*Task description*
Below are records; count the lines that contain "label" and give only the total.

*Structured figure records*

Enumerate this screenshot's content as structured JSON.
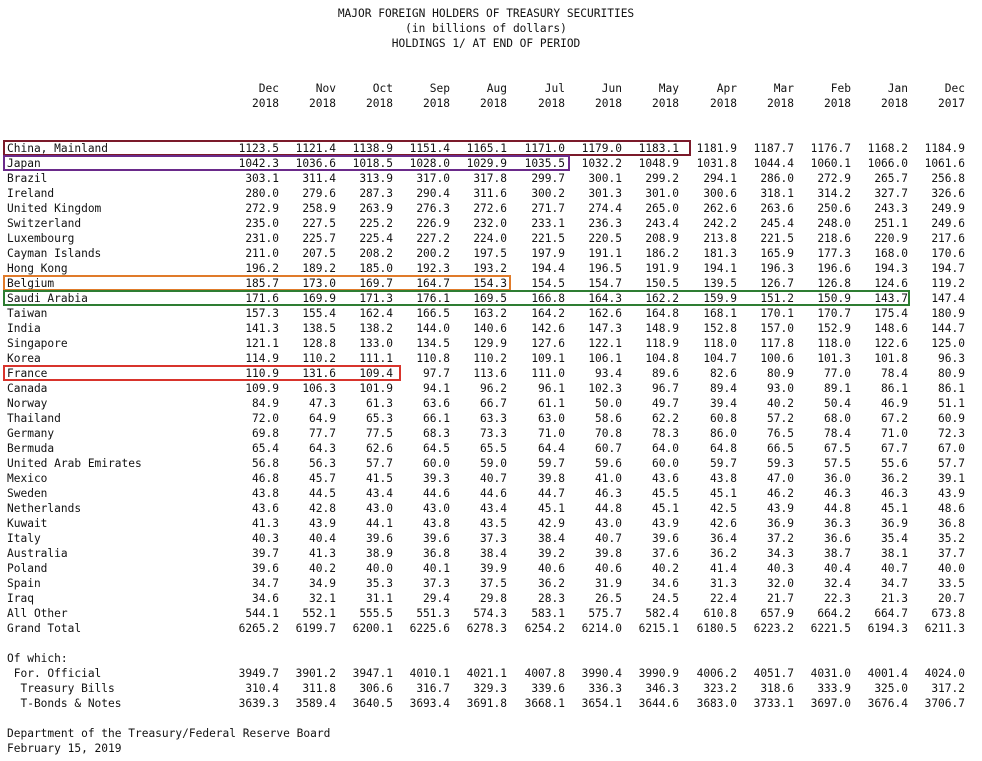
{
  "title": {
    "line1": "MAJOR FOREIGN HOLDERS OF TREASURY SECURITIES",
    "line2": "(in billions of dollars)",
    "line3": "HOLDINGS 1/ AT END OF PERIOD"
  },
  "columns": [
    {
      "month": "Dec",
      "year": "2018"
    },
    {
      "month": "Nov",
      "year": "2018"
    },
    {
      "month": "Oct",
      "year": "2018"
    },
    {
      "month": "Sep",
      "year": "2018"
    },
    {
      "month": "Aug",
      "year": "2018"
    },
    {
      "month": "Jul",
      "year": "2018"
    },
    {
      "month": "Jun",
      "year": "2018"
    },
    {
      "month": "May",
      "year": "2018"
    },
    {
      "month": "Apr",
      "year": "2018"
    },
    {
      "month": "Mar",
      "year": "2018"
    },
    {
      "month": "Feb",
      "year": "2018"
    },
    {
      "month": "Jan",
      "year": "2018"
    },
    {
      "month": "Dec",
      "year": "2017"
    }
  ],
  "rows": [
    {
      "name": "China, Mainland",
      "values": [
        "1123.5",
        "1121.4",
        "1138.9",
        "1151.4",
        "1165.1",
        "1171.0",
        "1179.0",
        "1183.1",
        "1181.9",
        "1187.7",
        "1176.7",
        "1168.2",
        "1184.9"
      ]
    },
    {
      "name": "Japan",
      "values": [
        "1042.3",
        "1036.6",
        "1018.5",
        "1028.0",
        "1029.9",
        "1035.5",
        "1032.2",
        "1048.9",
        "1031.8",
        "1044.4",
        "1060.1",
        "1066.0",
        "1061.6"
      ]
    },
    {
      "name": "Brazil",
      "values": [
        "303.1",
        "311.4",
        "313.9",
        "317.0",
        "317.8",
        "299.7",
        "300.1",
        "299.2",
        "294.1",
        "286.0",
        "272.9",
        "265.7",
        "256.8"
      ]
    },
    {
      "name": "Ireland",
      "values": [
        "280.0",
        "279.6",
        "287.3",
        "290.4",
        "311.6",
        "300.2",
        "301.3",
        "301.0",
        "300.6",
        "318.1",
        "314.2",
        "327.7",
        "326.6"
      ]
    },
    {
      "name": "United Kingdom",
      "values": [
        "272.9",
        "258.9",
        "263.9",
        "276.3",
        "272.6",
        "271.7",
        "274.4",
        "265.0",
        "262.6",
        "263.6",
        "250.6",
        "243.3",
        "249.9"
      ]
    },
    {
      "name": "Switzerland",
      "values": [
        "235.0",
        "227.5",
        "225.2",
        "226.9",
        "232.0",
        "233.1",
        "236.3",
        "243.4",
        "242.2",
        "245.4",
        "248.0",
        "251.1",
        "249.6"
      ]
    },
    {
      "name": "Luxembourg",
      "values": [
        "231.0",
        "225.7",
        "225.4",
        "227.2",
        "224.0",
        "221.5",
        "220.5",
        "208.9",
        "213.8",
        "221.5",
        "218.6",
        "220.9",
        "217.6"
      ]
    },
    {
      "name": "Cayman Islands",
      "values": [
        "211.0",
        "207.5",
        "208.2",
        "200.2",
        "197.5",
        "197.9",
        "191.1",
        "186.2",
        "181.3",
        "165.9",
        "177.3",
        "168.0",
        "170.6"
      ]
    },
    {
      "name": "Hong Kong",
      "values": [
        "196.2",
        "189.2",
        "185.0",
        "192.3",
        "193.2",
        "194.4",
        "196.5",
        "191.9",
        "194.1",
        "196.3",
        "196.6",
        "194.3",
        "194.7"
      ]
    },
    {
      "name": "Belgium",
      "values": [
        "185.7",
        "173.0",
        "169.7",
        "164.7",
        "154.3",
        "154.5",
        "154.7",
        "150.5",
        "139.5",
        "126.7",
        "126.8",
        "124.6",
        "119.2"
      ]
    },
    {
      "name": "Saudi Arabia",
      "values": [
        "171.6",
        "169.9",
        "171.3",
        "176.1",
        "169.5",
        "166.8",
        "164.3",
        "162.2",
        "159.9",
        "151.2",
        "150.9",
        "143.7",
        "147.4"
      ]
    },
    {
      "name": "Taiwan",
      "values": [
        "157.3",
        "155.4",
        "162.4",
        "166.5",
        "163.2",
        "164.2",
        "162.6",
        "164.8",
        "168.1",
        "170.1",
        "170.7",
        "175.4",
        "180.9"
      ]
    },
    {
      "name": "India",
      "values": [
        "141.3",
        "138.5",
        "138.2",
        "144.0",
        "140.6",
        "142.6",
        "147.3",
        "148.9",
        "152.8",
        "157.0",
        "152.9",
        "148.6",
        "144.7"
      ]
    },
    {
      "name": "Singapore",
      "values": [
        "121.1",
        "128.8",
        "133.0",
        "134.5",
        "129.9",
        "127.6",
        "122.1",
        "118.9",
        "118.0",
        "117.8",
        "118.0",
        "122.6",
        "125.0"
      ]
    },
    {
      "name": "Korea",
      "values": [
        "114.9",
        "110.2",
        "111.1",
        "110.8",
        "110.2",
        "109.1",
        "106.1",
        "104.8",
        "104.7",
        "100.6",
        "101.3",
        "101.8",
        "96.3"
      ]
    },
    {
      "name": "France",
      "values": [
        "110.9",
        "131.6",
        "109.4",
        "97.7",
        "113.6",
        "111.0",
        "93.4",
        "89.6",
        "82.6",
        "80.9",
        "77.0",
        "78.4",
        "80.9"
      ]
    },
    {
      "name": "Canada",
      "values": [
        "109.9",
        "106.3",
        "101.9",
        "94.1",
        "96.2",
        "96.1",
        "102.3",
        "96.7",
        "89.4",
        "93.0",
        "89.1",
        "86.1",
        "86.1"
      ]
    },
    {
      "name": "Norway",
      "values": [
        "84.9",
        "47.3",
        "61.3",
        "63.6",
        "66.7",
        "61.1",
        "50.0",
        "49.7",
        "39.4",
        "40.2",
        "50.4",
        "46.9",
        "51.1"
      ]
    },
    {
      "name": "Thailand",
      "values": [
        "72.0",
        "64.9",
        "65.3",
        "66.1",
        "63.3",
        "63.0",
        "58.6",
        "62.2",
        "60.8",
        "57.2",
        "68.0",
        "67.2",
        "60.9"
      ]
    },
    {
      "name": "Germany",
      "values": [
        "69.8",
        "77.7",
        "77.5",
        "68.3",
        "73.3",
        "71.0",
        "70.8",
        "78.3",
        "86.0",
        "76.5",
        "78.4",
        "71.0",
        "72.3"
      ]
    },
    {
      "name": "Bermuda",
      "values": [
        "65.4",
        "64.3",
        "62.6",
        "64.5",
        "65.5",
        "64.4",
        "60.7",
        "64.0",
        "64.8",
        "66.5",
        "67.5",
        "67.7",
        "67.0"
      ]
    },
    {
      "name": "United Arab Emirates",
      "values": [
        "56.8",
        "56.3",
        "57.7",
        "60.0",
        "59.0",
        "59.7",
        "59.6",
        "60.0",
        "59.7",
        "59.3",
        "57.5",
        "55.6",
        "57.7"
      ]
    },
    {
      "name": "Mexico",
      "values": [
        "46.8",
        "45.7",
        "41.5",
        "39.3",
        "40.7",
        "39.8",
        "41.0",
        "43.6",
        "43.8",
        "47.0",
        "36.0",
        "36.2",
        "39.1"
      ]
    },
    {
      "name": "Sweden",
      "values": [
        "43.8",
        "44.5",
        "43.4",
        "44.6",
        "44.6",
        "44.7",
        "46.3",
        "45.5",
        "45.1",
        "46.2",
        "46.3",
        "46.3",
        "43.9"
      ]
    },
    {
      "name": "Netherlands",
      "values": [
        "43.6",
        "42.8",
        "43.0",
        "43.0",
        "43.4",
        "45.1",
        "44.8",
        "45.1",
        "42.5",
        "43.9",
        "44.8",
        "45.1",
        "48.6"
      ]
    },
    {
      "name": "Kuwait",
      "values": [
        "41.3",
        "43.9",
        "44.1",
        "43.8",
        "43.5",
        "42.9",
        "43.0",
        "43.9",
        "42.6",
        "36.9",
        "36.3",
        "36.9",
        "36.8"
      ]
    },
    {
      "name": "Italy",
      "values": [
        "40.3",
        "40.4",
        "39.6",
        "39.6",
        "37.3",
        "38.4",
        "40.7",
        "39.6",
        "36.4",
        "37.2",
        "36.6",
        "35.4",
        "35.2"
      ]
    },
    {
      "name": "Australia",
      "values": [
        "39.7",
        "41.3",
        "38.9",
        "36.8",
        "38.4",
        "39.2",
        "39.8",
        "37.6",
        "36.2",
        "34.3",
        "38.7",
        "38.1",
        "37.7"
      ]
    },
    {
      "name": "Poland",
      "values": [
        "39.6",
        "40.2",
        "40.0",
        "40.1",
        "39.9",
        "40.6",
        "40.6",
        "40.2",
        "41.4",
        "40.3",
        "40.4",
        "40.7",
        "40.0"
      ]
    },
    {
      "name": "Spain",
      "values": [
        "34.7",
        "34.9",
        "35.3",
        "37.3",
        "37.5",
        "36.2",
        "31.9",
        "34.6",
        "31.3",
        "32.0",
        "32.4",
        "34.7",
        "33.5"
      ]
    },
    {
      "name": "Iraq",
      "values": [
        "34.6",
        "32.1",
        "31.1",
        "29.4",
        "29.8",
        "28.3",
        "26.5",
        "24.5",
        "22.4",
        "21.7",
        "22.3",
        "21.3",
        "20.7"
      ]
    },
    {
      "name": "All Other",
      "values": [
        "544.1",
        "552.1",
        "555.5",
        "551.3",
        "574.3",
        "583.1",
        "575.7",
        "582.4",
        "610.8",
        "657.9",
        "664.2",
        "664.7",
        "673.8"
      ]
    },
    {
      "name": "Grand Total",
      "values": [
        "6265.2",
        "6199.7",
        "6200.1",
        "6225.6",
        "6278.3",
        "6254.2",
        "6214.0",
        "6215.1",
        "6180.5",
        "6223.2",
        "6221.5",
        "6194.3",
        "6211.3"
      ]
    }
  ],
  "of_which": {
    "label": "Of which:",
    "rows": [
      {
        "name": " For. Official",
        "values": [
          "3949.7",
          "3901.2",
          "3947.1",
          "4010.1",
          "4021.1",
          "4007.8",
          "3990.4",
          "3990.9",
          "4006.2",
          "4051.7",
          "4031.0",
          "4001.4",
          "4024.0"
        ]
      },
      {
        "name": "  Treasury Bills",
        "values": [
          "310.4",
          "311.8",
          "306.6",
          "316.7",
          "329.3",
          "339.6",
          "336.3",
          "346.3",
          "323.2",
          "318.6",
          "333.9",
          "325.0",
          "317.2"
        ]
      },
      {
        "name": "  T-Bonds & Notes",
        "values": [
          "3639.3",
          "3589.4",
          "3640.5",
          "3693.4",
          "3691.8",
          "3668.1",
          "3654.1",
          "3644.6",
          "3683.0",
          "3733.1",
          "3697.0",
          "3676.4",
          "3706.7"
        ]
      }
    ]
  },
  "footer": {
    "source": "Department of the Treasury/Federal Reserve Board",
    "date": "February 15, 2019"
  },
  "highlights": [
    {
      "label": "china",
      "color": "#7b1a2a"
    },
    {
      "label": "japan",
      "color": "#6a2a8a"
    },
    {
      "label": "belgium",
      "color": "#e07b2a"
    },
    {
      "label": "saudi",
      "color": "#2e7d32"
    },
    {
      "label": "france",
      "color": "#d8342c"
    }
  ]
}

*Result*
6